Begin SOURCE TEXT
Yaguarón is a district in Paraguarí Department, Paraguay. It occupies an area of 253 km2. As per the 2022 census, it had a population of 29,242 individuals.

==History==
Yaguarón was established as a settlement of indigenous people in 1586. As per writer Narciso Ramón Colmán, Yaguarón was occupied by the Guaraní people, and was founded in 1539 by Domingo Martínez de Irala. As accurate documentation does not exist regarding its creation, the municipal authorities set as a foundational date on 10 October, according to municipal ordinance No. 16/2016. Franciscan missionaries Luis de Bolaños and Alonso de San Buenaventura established a mission that was installed around the Buenaventura temple whose construction had begun in 1755 and culminated in 1772.

==Geography==
Yaguairón s a district located in the Paraguarí Department in Paraguay. It occupies an area of 253 km2. In 2020, plans were announced to restore forested areas in Yaguarón.

It is located at an elevation of 88.04 m above sea level. The district has a tropical savanna climate (Köppen climate classification: Aw). The average annual temperature is 27.16 C. The district receives an average annual rainfall of 15.87 cm and has 139.37 rainy days in a year.
End SOURCE TEXT
**DIRECTIONS:**
A. In the Yaguarón article, switch "Guaraní people" to "Guaraní communities" and write out the stretch from "Yaguarón is a" through "culminated in 1772." with that change.
B. Which people does the Yaguarón article mention by name?
C. Pick up the Yaguarón article where it ends and write its next part.
The entries that come after this Yaguarón article aren't needed for anything here.
Begin DATA EXTRACT
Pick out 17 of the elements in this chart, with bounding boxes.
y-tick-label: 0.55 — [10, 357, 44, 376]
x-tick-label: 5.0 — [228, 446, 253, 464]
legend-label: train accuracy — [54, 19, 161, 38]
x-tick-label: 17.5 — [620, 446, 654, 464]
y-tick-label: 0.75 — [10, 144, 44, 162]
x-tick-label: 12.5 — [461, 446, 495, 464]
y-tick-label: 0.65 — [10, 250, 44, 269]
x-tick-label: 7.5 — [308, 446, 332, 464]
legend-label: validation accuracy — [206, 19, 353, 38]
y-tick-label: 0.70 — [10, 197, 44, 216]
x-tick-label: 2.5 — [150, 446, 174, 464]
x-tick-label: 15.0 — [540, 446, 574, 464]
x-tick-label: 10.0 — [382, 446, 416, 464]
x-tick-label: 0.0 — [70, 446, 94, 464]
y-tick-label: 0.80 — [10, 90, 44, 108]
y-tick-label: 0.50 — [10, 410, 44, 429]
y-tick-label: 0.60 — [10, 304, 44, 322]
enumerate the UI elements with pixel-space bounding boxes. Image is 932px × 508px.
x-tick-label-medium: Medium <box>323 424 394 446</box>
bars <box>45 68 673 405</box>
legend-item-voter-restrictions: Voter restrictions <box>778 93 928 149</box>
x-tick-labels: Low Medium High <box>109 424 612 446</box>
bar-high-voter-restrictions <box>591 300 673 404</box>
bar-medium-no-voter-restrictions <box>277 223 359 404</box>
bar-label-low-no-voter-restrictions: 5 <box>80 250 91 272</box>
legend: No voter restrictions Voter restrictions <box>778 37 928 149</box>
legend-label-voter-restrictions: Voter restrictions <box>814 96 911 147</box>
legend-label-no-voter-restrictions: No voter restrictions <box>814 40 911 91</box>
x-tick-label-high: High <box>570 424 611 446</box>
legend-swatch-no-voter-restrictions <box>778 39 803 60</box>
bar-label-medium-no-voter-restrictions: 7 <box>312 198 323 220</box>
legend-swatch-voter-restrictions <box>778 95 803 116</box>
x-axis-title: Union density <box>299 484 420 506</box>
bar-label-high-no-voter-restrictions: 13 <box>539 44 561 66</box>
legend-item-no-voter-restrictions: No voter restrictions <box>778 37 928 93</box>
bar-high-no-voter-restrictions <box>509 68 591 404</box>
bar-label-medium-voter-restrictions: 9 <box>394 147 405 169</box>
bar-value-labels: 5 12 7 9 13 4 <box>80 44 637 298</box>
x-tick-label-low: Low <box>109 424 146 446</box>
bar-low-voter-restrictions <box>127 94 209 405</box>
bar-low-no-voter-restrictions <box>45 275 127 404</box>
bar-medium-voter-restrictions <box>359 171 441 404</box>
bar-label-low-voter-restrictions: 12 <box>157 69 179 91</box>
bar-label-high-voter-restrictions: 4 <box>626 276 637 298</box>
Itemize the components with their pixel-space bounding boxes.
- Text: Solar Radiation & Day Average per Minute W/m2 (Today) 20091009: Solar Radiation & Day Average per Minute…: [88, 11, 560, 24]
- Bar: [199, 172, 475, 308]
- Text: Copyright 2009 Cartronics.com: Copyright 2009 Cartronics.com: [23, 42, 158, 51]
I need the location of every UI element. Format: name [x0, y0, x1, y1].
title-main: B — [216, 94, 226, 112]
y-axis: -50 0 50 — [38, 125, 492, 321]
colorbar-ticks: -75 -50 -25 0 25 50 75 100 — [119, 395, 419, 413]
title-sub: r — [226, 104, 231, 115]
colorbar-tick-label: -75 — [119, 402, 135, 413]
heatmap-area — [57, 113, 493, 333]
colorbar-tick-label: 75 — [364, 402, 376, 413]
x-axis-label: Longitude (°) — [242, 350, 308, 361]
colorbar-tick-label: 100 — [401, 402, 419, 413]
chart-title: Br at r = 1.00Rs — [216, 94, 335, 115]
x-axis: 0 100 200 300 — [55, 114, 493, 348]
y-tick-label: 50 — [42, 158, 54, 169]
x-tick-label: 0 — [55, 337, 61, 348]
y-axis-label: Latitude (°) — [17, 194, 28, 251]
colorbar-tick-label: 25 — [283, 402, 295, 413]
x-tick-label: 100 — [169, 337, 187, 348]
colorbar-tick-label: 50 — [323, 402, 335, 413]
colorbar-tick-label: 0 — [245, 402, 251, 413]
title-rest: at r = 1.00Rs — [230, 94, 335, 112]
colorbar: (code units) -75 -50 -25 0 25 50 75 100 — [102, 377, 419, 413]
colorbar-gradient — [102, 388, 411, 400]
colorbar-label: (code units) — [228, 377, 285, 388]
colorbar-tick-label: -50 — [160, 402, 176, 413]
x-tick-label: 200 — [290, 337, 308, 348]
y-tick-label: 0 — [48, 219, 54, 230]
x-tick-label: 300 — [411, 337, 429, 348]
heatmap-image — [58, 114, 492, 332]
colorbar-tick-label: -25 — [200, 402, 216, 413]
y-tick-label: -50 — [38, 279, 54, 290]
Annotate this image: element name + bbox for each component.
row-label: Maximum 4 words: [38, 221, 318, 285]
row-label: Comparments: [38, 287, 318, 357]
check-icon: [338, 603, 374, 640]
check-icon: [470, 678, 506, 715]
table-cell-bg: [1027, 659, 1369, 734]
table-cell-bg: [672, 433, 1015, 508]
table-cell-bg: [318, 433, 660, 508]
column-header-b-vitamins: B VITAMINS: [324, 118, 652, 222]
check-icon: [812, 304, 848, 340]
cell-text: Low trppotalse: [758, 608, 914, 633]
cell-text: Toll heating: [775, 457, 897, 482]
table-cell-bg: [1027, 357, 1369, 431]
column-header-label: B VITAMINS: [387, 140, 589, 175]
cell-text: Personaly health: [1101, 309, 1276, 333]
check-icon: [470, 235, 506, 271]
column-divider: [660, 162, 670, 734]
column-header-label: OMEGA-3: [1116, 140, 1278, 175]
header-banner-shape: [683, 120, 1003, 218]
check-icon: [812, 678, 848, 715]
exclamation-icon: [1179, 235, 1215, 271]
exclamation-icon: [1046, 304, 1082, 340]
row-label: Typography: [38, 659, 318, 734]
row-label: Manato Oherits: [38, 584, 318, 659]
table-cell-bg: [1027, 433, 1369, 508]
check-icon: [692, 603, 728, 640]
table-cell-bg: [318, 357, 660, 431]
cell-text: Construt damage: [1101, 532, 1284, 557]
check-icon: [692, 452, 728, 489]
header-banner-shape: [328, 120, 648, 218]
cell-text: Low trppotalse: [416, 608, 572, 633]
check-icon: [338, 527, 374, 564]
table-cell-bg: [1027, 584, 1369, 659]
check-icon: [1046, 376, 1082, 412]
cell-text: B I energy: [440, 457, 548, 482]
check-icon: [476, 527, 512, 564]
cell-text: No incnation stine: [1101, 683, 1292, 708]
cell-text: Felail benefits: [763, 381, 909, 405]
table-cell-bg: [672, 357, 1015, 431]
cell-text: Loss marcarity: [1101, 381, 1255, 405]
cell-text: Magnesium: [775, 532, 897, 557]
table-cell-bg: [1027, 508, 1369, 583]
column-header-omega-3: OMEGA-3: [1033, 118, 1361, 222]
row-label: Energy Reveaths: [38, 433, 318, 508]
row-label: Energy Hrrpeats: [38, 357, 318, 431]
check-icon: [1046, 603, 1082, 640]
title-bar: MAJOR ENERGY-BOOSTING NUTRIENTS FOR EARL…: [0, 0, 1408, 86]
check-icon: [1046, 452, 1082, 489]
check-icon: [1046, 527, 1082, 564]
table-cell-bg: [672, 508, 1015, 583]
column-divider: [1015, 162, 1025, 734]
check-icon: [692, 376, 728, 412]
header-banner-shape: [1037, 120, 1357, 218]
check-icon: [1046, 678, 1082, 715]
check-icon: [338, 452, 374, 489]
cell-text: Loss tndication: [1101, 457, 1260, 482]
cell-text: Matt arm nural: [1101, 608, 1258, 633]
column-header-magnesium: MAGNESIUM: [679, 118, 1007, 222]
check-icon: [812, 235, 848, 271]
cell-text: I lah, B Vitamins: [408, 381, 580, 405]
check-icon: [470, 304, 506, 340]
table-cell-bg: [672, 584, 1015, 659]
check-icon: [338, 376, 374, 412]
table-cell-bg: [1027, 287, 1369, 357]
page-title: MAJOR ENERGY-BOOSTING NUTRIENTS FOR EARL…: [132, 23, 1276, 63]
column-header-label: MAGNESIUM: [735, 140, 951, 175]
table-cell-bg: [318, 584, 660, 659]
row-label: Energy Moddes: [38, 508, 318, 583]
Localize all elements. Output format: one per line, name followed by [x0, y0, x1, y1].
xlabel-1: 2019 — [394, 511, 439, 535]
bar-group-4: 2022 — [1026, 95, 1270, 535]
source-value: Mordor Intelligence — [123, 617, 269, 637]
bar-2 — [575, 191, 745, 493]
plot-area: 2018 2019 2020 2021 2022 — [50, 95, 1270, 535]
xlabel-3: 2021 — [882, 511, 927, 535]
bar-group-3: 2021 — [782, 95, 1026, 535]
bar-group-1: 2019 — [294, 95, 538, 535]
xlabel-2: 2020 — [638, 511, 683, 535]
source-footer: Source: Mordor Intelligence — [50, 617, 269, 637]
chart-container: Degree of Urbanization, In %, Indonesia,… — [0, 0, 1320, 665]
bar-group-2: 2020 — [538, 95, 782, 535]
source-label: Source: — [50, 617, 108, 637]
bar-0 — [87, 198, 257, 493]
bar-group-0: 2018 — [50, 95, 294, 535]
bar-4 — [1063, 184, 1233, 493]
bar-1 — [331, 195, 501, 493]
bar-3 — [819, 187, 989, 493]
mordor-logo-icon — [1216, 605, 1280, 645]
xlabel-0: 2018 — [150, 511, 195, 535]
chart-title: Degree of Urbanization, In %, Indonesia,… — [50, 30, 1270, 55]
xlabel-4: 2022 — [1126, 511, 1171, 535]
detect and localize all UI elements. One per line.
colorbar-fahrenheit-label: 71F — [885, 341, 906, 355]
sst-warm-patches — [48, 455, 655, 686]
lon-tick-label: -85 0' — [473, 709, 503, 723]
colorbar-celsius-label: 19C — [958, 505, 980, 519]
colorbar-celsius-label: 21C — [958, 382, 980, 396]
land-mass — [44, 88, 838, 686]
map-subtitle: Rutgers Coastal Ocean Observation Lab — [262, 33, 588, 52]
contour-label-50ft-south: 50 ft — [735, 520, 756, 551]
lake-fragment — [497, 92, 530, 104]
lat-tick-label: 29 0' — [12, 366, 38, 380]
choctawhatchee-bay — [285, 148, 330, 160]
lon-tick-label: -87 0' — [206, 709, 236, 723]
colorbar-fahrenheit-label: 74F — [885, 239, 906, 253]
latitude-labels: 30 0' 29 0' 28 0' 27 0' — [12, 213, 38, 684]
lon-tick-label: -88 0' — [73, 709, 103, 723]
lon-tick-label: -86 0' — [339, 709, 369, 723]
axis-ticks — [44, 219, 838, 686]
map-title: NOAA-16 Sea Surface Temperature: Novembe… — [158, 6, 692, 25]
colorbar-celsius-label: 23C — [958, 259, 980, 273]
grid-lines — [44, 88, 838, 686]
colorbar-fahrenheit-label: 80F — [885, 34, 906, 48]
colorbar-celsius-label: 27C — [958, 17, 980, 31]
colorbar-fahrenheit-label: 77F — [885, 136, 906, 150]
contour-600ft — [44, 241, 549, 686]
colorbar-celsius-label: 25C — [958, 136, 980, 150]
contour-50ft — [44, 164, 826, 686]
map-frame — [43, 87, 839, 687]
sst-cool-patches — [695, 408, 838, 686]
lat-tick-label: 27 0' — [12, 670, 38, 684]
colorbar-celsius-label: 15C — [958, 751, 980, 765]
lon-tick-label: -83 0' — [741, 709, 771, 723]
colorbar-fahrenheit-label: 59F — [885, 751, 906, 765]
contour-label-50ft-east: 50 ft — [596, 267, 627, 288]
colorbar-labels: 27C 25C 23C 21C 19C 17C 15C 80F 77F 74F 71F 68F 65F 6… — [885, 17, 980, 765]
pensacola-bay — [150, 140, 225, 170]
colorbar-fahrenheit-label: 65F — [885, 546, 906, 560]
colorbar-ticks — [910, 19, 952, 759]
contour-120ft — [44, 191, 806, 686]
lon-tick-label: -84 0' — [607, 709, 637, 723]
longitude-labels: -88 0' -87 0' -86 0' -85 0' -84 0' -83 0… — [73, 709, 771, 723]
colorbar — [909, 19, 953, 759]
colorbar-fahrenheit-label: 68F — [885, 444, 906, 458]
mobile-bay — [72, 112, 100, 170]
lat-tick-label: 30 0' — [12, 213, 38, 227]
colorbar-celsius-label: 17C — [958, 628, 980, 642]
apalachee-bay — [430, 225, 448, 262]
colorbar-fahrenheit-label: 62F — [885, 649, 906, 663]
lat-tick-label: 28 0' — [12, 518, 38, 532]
End DATA EXTRACT
**ANSWERS GIVEN:**
A.
Yaguarón is a district in Paraguarí Department, Paraguay. It occupies an area of 253 km2. As per the 2022 census, it had a population of 29,242 individuals.

==History==
Yaguarón was established as a settlement of indigenous people in 1586. As per writer Narciso Ramón Colmán, Yaguarón was occupied by the Guaraní communities, and was founded in 1539 by Domingo Martínez de Irala. As accurate documentation does not exist regarding its creation, the municipal authorities set as a foundational date on 10 October, according to municipal ordinance No. 16/2016. Franciscan missionaries Luis de Bolaños and Alonso de San Buenaventura established a mission that was installed around the Buenaventura temple whose construction had begun in 1755 and culminated in 1772.

B. Narciso Ramón Colmán, Domingo Martínez de Irala, Luis de Bolaños, Alonso de San Buenaventura

C.
==Demographics ==
As per the 2022 census, Yaguarón district had a population of 29,242 inhabitants of which 14,657 were males and 14,585 were females. About 64.9% of the population was classified rural, and the rest (35.1%) lived in urban areas. About 25.1% of the population was below the age of fourteen, and 10.5% was more than 65 years of age.

==Culture==
The Temple of San Buenaventura in Yaguarón is one of Paraguay’s most important historical and cultural monuments, combining Guarani and Franciscan heritage. It was built in the 18th century, and is renowned for its Baroque-Guaraní architecture with ornate wooden carvings, religious sculptures, and gilded altarpieces. Its bell tower served for both religious purposes and as a lookout point during periods of conflict. The church remains a major pilgrimage destination where thousands gather annually for religious celebrations honoring the Virgin of the Assumption. It was declared as a historical heritage monument by Law No. 2206/2003.